(Dataset entries on figures)
##############################

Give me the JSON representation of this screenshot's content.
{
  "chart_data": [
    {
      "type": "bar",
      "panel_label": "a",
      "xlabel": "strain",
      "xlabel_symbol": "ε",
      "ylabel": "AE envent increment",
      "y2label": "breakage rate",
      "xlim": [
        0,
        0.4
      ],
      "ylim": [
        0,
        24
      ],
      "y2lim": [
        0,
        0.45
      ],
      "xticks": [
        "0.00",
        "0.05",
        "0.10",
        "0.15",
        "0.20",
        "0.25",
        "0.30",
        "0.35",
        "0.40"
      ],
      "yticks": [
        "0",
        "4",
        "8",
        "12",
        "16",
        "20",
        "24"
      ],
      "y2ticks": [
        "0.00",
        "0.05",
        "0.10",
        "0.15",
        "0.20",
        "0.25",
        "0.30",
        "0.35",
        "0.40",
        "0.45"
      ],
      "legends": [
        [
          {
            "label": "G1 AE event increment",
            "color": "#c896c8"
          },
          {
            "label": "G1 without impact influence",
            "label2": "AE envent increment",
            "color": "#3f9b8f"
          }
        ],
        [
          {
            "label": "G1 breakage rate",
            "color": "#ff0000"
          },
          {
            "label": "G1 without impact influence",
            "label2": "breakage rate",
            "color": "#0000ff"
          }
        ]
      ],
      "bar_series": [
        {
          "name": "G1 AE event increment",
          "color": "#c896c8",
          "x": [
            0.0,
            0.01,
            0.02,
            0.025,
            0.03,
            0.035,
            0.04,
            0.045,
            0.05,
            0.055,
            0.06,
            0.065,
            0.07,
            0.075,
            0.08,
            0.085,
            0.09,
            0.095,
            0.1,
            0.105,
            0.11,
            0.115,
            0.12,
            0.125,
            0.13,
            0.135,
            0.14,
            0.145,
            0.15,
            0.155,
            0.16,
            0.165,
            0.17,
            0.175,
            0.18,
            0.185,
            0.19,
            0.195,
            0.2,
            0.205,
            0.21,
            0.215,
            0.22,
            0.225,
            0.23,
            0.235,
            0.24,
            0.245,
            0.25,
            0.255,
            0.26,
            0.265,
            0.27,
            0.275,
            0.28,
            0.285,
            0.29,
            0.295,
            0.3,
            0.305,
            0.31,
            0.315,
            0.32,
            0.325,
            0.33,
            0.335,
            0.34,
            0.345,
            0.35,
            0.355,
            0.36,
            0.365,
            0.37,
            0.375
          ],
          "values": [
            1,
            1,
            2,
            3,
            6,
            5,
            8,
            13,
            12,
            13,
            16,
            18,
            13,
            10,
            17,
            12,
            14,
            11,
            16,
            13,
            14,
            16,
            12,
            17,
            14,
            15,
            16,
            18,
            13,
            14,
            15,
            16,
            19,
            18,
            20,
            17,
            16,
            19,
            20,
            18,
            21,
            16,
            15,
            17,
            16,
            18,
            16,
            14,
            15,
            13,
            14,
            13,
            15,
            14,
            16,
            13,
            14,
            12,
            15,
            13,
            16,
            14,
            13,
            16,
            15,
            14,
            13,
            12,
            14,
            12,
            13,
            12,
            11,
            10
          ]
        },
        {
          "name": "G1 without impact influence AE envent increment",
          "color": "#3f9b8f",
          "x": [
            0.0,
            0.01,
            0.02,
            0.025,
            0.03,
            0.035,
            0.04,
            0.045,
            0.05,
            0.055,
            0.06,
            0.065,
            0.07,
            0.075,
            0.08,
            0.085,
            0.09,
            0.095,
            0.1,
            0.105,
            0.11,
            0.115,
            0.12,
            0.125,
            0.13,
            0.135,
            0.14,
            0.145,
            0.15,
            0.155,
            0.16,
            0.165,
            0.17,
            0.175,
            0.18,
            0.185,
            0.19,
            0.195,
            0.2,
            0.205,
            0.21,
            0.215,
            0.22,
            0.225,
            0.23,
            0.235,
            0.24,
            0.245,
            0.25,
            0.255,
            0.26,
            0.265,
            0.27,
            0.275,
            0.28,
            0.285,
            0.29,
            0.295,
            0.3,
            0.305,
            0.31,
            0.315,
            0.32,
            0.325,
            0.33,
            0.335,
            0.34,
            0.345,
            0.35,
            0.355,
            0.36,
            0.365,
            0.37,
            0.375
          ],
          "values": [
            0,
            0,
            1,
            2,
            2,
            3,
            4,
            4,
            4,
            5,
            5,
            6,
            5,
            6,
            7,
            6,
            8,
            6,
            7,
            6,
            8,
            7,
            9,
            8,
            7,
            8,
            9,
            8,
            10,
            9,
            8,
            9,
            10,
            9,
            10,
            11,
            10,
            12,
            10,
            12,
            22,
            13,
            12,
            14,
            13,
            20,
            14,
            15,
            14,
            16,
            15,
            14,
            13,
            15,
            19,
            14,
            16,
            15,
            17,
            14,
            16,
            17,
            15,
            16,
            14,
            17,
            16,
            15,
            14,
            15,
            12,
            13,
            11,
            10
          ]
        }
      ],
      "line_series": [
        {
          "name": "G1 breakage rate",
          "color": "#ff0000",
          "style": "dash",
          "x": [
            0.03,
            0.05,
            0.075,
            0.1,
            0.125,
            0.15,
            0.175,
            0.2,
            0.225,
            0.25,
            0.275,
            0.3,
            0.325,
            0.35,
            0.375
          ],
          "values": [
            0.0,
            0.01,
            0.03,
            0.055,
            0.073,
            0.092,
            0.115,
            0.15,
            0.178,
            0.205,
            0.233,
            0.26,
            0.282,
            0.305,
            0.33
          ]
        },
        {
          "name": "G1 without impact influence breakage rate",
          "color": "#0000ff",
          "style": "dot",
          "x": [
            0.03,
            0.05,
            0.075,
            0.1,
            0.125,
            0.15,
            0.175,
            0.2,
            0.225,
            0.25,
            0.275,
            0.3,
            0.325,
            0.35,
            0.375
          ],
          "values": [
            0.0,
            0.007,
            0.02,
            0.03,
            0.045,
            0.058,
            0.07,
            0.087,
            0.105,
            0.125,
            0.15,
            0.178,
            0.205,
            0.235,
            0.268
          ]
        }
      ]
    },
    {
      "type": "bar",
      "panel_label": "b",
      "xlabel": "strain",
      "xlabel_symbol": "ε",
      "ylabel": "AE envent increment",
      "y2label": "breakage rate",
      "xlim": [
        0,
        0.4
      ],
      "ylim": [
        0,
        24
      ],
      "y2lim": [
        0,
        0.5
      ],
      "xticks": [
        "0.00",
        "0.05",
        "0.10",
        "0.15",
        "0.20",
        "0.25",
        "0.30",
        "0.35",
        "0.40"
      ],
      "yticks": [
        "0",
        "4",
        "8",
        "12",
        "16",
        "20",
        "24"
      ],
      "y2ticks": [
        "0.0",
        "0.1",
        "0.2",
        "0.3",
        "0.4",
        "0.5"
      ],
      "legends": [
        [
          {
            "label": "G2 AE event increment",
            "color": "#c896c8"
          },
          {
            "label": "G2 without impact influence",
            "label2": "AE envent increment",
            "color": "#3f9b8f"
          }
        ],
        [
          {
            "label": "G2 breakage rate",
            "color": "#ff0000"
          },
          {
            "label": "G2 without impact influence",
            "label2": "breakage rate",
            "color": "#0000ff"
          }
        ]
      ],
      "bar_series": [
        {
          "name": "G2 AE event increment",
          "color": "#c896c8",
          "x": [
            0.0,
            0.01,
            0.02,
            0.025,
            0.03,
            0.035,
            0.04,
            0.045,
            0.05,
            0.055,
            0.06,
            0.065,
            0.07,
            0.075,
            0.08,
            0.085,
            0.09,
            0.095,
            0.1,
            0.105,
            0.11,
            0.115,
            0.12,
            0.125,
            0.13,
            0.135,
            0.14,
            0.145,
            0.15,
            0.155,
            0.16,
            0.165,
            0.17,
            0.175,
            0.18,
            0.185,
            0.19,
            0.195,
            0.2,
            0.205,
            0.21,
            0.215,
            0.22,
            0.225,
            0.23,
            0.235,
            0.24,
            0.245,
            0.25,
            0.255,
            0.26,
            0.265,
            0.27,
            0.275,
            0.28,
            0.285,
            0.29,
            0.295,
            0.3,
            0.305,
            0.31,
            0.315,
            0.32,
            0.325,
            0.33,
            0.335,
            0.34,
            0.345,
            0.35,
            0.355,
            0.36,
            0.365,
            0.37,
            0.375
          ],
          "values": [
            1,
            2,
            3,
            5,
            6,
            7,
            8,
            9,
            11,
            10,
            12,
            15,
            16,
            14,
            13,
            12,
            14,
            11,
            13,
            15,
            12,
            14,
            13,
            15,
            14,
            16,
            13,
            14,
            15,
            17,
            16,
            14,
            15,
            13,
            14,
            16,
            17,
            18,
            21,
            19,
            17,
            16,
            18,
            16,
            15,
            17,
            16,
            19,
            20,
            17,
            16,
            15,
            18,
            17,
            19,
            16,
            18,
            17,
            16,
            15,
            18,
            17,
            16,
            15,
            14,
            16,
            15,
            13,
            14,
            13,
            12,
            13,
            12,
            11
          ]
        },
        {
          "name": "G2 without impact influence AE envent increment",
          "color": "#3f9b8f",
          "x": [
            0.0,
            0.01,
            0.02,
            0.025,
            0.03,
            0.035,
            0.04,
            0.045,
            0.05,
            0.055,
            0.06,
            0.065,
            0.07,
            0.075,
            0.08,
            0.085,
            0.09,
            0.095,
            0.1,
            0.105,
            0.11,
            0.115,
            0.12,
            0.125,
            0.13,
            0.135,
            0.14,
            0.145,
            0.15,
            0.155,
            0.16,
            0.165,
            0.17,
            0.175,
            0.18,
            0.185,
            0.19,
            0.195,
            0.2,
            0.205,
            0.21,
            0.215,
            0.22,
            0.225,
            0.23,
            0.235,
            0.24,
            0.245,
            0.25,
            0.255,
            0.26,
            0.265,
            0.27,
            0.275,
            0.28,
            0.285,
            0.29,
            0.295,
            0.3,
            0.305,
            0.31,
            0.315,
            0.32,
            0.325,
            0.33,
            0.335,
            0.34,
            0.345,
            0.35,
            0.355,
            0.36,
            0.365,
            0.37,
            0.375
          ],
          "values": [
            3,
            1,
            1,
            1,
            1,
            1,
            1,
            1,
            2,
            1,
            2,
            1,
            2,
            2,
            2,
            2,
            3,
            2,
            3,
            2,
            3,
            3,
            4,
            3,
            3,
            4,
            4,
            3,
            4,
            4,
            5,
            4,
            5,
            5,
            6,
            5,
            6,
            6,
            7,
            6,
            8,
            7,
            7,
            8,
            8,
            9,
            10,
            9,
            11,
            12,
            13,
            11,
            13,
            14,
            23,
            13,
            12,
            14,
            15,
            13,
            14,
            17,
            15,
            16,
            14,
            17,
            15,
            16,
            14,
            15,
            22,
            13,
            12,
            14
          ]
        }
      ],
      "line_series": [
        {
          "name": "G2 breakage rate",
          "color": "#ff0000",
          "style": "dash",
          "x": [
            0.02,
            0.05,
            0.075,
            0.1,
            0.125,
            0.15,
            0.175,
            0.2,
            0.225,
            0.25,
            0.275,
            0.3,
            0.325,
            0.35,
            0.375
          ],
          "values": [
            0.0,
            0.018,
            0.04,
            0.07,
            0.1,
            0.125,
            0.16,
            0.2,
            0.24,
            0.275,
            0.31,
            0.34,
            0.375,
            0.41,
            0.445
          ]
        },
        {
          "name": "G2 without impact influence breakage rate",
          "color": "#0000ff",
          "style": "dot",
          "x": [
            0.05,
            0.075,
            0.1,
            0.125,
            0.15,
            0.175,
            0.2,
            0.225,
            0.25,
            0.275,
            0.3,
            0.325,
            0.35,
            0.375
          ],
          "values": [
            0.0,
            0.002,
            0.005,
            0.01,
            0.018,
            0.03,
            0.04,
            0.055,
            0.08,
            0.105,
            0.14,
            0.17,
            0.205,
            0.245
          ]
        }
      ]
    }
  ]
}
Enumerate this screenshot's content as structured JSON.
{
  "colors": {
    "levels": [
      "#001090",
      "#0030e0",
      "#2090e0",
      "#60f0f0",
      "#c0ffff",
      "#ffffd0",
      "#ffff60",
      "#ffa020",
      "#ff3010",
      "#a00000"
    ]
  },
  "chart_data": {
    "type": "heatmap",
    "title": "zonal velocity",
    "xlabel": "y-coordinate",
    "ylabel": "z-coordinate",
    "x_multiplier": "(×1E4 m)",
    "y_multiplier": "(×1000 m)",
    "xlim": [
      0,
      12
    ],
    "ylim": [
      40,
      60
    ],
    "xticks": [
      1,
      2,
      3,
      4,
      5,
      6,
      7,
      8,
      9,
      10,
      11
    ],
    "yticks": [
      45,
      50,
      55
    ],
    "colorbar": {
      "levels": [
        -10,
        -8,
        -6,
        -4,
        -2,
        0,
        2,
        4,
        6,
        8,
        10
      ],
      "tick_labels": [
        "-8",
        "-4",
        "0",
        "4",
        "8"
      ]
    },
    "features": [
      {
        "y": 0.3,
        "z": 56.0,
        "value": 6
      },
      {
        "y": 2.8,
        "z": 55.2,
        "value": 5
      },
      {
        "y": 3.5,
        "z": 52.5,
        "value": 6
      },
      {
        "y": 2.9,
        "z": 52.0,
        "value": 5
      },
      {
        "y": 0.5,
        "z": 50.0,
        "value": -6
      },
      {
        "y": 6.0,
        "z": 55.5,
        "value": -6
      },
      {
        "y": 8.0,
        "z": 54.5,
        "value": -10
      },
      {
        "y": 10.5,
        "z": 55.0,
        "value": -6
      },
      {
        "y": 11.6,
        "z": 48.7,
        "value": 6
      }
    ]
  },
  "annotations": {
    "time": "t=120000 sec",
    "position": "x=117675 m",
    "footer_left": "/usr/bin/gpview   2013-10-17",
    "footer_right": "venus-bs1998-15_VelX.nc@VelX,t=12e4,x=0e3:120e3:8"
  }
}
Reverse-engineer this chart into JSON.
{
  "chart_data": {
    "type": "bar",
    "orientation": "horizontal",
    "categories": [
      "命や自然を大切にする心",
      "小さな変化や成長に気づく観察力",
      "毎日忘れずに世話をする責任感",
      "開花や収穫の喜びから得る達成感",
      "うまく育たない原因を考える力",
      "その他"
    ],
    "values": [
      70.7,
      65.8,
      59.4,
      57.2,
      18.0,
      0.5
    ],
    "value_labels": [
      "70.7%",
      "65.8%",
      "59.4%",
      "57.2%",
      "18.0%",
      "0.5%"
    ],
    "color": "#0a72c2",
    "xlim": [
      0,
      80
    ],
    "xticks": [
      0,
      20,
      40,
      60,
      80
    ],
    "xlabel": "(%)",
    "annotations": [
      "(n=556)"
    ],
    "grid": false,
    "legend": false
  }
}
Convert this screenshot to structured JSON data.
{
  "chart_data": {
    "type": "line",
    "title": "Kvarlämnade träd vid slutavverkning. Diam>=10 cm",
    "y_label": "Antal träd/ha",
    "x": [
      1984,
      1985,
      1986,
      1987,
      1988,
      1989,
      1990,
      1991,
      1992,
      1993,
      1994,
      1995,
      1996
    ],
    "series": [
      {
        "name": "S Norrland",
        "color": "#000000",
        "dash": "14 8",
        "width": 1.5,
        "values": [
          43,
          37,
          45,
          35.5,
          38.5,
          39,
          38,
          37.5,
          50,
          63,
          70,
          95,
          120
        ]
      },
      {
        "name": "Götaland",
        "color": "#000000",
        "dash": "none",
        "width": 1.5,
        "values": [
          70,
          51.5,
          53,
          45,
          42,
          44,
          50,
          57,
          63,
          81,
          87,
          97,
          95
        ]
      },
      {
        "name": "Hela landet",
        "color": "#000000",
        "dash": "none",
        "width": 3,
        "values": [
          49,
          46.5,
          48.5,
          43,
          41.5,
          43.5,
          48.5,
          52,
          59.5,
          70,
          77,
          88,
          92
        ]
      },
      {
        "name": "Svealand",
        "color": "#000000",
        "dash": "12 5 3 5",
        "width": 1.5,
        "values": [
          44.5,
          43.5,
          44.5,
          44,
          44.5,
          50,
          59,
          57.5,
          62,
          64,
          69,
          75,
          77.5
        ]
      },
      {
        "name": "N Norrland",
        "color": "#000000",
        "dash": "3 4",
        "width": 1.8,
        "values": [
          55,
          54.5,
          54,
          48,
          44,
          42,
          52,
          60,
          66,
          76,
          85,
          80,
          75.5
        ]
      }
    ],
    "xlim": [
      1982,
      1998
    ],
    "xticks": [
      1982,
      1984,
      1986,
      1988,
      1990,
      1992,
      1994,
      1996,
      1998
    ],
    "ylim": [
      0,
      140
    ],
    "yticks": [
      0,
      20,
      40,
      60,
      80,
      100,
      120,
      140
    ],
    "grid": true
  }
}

##############################

Read the lines above. Gather those in which the string "title" is found.

    "title": "zonal velocity",
    "title": "Kvarlämnade träd vid slutavverkning. Diam>=10 cm",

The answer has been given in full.